Written request A: Update the actor-critic network code between "value = self.outputs_critic(value)" and "policy_std = self.action_stds(policy)", inclusive, putting "an exponential" in place of "softmax".

Text block:
Unity Academy name: Academy
        Number of Brains: 1
        Number of External Brains : 1
        Lesson number : 0
        Reset Parameters :
		goal_speed -> 1.0
		goal_size -> 5.0
Unity brain name: ReacherBrain
        Number of Visual Observations (per agent): 0
        Vector Observation space type: continuous
        Vector Observation space size (per agent): 33
        Number of stacked Vector Observation: 1
        Vector Action space type: continuous
        Vector Action space size (per agent): 4
        Vector Action descriptions: , , , 


In [6]:
import torch
import torch.nn as nn
import torch.nn.functional as F

In [7]:
class ActorCriticNetwork(nn.Module):
    """Actor Critic network for continuous action spaces.  This network assumes that the output"""

    def __init__(
        self,
        state_size=33,
        action_size=4,
        hidden_layer_size=256,
        seed=42,
        batchnorm_inputs=True,
    ):
        """Initialize parameters and build model.
        Params
        ======
            state_size (int): Dimension of each state
            action_size (int): Dimension of each action
            hidden_layer_size (int): Size of the hidden layer
            seed (int): Random seed
            batchnorm_inputs (bool): if True, apply batch normalization to the inputs
                Per Lillicrap et al (2016) this can help training and generalization with different physical dimensions for inputs
        """
        super().__init__()
        self.seed = torch.manual_seed(seed)
        self.state_size = state_size
        self.action_size = action_size

        self.batchnorm_layer = nn.BatchNorm1d(state_size) if batchnorm_inputs else None

        # Using separate networks: https://datascience.stackexchange.com/questions/35814/confusion-about-neural-network-architecture-for-the-actor-critic-reinforcement-l
        self.inputs_critic = nn.Linear(state_size, hidden_layer_size)
        self.outputs_critic = nn.Linear(hidden_layer_size, 1)

        self.inputs_actor = nn.Linear(state_size, hidden_layer_size)
        self.action_means = nn.Linear(hidden_layer_size, action_size)
        self.action_stds = nn.Linear(hidden_layer_size, action_size)

    #         self.std = nn.Parameter(torch.zeros(action_size))

    def forward(self, state):
        """Build a network that maps state -> policy, value"""
        if self.batchnorm_layer:
            state = self.batchnorm_layer(state)

        # calculate policy using actor network
        value = self.inputs_critic(state)
        value = F.relu(value)
        value = self.outputs_critic(value)
        # no need for a non-linear activation here

        # calculate policy using actor network
        policy = self.inputs_actor(state)
        policy = F.relu(policy)

        # tanh will give us an output in the range (-1, 1)
        policy_mean = F.tanh(self.action_means(policy))

        # std needs to be positive, so we can use softmax for that
        policy_std = self.action_stds(policy)
        # torch.clamp(policy_std.exp(), 1e-3, 50)
        # create one distribution per action
        policy_dist = torch.distributions.Normal(policy_mean, policy_std)

        actions = torch.clamp(policy_dist.sample(), -1, 1)
        #         actions = policy_dist.sample()

Material for this exercise:
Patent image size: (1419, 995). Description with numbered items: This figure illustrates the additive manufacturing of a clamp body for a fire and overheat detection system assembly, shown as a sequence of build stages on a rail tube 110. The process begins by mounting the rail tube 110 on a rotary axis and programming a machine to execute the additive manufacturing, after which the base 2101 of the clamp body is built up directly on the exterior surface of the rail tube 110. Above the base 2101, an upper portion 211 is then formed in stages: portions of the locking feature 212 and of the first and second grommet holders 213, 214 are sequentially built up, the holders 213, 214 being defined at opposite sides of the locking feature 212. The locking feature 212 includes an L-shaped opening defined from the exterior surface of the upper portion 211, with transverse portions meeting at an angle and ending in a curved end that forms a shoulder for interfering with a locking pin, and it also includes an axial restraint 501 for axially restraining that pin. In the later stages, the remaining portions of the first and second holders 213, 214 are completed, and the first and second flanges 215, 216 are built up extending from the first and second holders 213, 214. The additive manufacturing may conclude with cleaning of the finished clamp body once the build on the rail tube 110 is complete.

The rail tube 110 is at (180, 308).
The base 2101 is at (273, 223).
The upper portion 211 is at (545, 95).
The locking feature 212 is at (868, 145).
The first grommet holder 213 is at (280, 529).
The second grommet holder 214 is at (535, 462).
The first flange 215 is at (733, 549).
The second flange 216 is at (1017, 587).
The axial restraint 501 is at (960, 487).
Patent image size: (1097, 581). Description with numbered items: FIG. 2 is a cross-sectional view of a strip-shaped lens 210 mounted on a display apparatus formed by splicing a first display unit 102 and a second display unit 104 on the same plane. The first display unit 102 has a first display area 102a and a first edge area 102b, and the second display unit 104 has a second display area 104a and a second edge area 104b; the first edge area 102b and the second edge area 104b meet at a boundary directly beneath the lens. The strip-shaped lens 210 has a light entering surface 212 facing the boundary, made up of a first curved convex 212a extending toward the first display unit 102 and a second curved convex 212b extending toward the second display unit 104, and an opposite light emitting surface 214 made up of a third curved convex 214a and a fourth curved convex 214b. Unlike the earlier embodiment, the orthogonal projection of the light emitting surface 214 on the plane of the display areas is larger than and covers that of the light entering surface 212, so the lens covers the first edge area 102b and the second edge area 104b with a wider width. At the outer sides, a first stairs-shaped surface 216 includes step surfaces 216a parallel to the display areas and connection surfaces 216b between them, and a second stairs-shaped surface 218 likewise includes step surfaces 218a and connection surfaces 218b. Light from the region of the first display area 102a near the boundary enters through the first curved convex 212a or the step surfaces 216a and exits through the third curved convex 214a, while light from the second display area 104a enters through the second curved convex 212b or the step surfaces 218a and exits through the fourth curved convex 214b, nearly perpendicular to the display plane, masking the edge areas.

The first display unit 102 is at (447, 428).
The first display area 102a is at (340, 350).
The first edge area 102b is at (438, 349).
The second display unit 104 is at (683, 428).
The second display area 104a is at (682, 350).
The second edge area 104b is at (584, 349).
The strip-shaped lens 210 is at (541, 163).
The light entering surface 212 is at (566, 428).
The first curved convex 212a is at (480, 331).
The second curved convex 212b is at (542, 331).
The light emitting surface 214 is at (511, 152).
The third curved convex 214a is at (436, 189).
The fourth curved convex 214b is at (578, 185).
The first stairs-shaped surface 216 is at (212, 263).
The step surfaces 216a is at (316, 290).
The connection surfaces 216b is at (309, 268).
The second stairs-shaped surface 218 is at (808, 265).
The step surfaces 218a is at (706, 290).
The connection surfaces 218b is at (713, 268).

Written request B: Recast the entries, from the first one through the line holding "The axial restraint 501 is at (960, 487).", as a two-column CSV with the columns description and locations. Use one row per entry, put each value in one quoted field, and turn line breaks into spaces.

Solution A:
value = self.outputs_critic(value)
        # no need for a non-linear activation here

        # calculate policy using actor network
        policy = self.inputs_actor(state)
        policy = F.relu(policy)

        # tanh will give us an output in the range (-1, 1)
        policy_mean = F.tanh(self.action_means(policy))

        # std needs to be positive, so we can use an exponential for that
        policy_std = self.action_stds(policy)

Solution B:
description,locations
"Patent image size: (1419, 995). Description with numbered items: This figure illustrates the additive manufacturing of a clamp body for a fire and overheat detection system assembly, shown as a sequence of build stages on a rail tube 110. The process begins by mounting the rail tube 110 on a rotary axis and programming a machine to execute the additive manufacturing, after which the base 2101 of the clamp body is built up directly on the exterior surface of the rail tube 110. Above the base 2101, an upper portion 211 is then formed in stages: portions of the locking feature 212 and of the first and second grommet holders 213, 214 are sequentially built up, the holders 213, 214 being defined at opposite sides of the locking feature 212. The locking feature 212 includes an L-shaped opening defined from the exterior surface of the upper portion 211, with transverse portions meeting at an angle and ending in a curved end that forms a shoulder for interfering with a locking pin, and it also includes an axial restraint 501 for axially restraining that pin. In the later stages, the remaining portions of the first and second holders 213, 214 are completed, and the first and second flanges 215, 216 are built up extending from the first and second holders 213, 214. The additive manufacturing may conclude with cleaning of the finished clamp body once the build on the rail tube 110 is complete.","The rail tube 110 is at (180, 308). The base 2101 is at (273, 223). The upper portion 211 is at (545, 95). The locking feature 212 is at (868, 145). The first grommet holder 213 is at (280, 529). The second grommet holder 214 is at (535, 462). The first flange 215 is at (733, 549). The second flange 216 is at (1017, 587). The axial restraint 501 is at (960, 487)."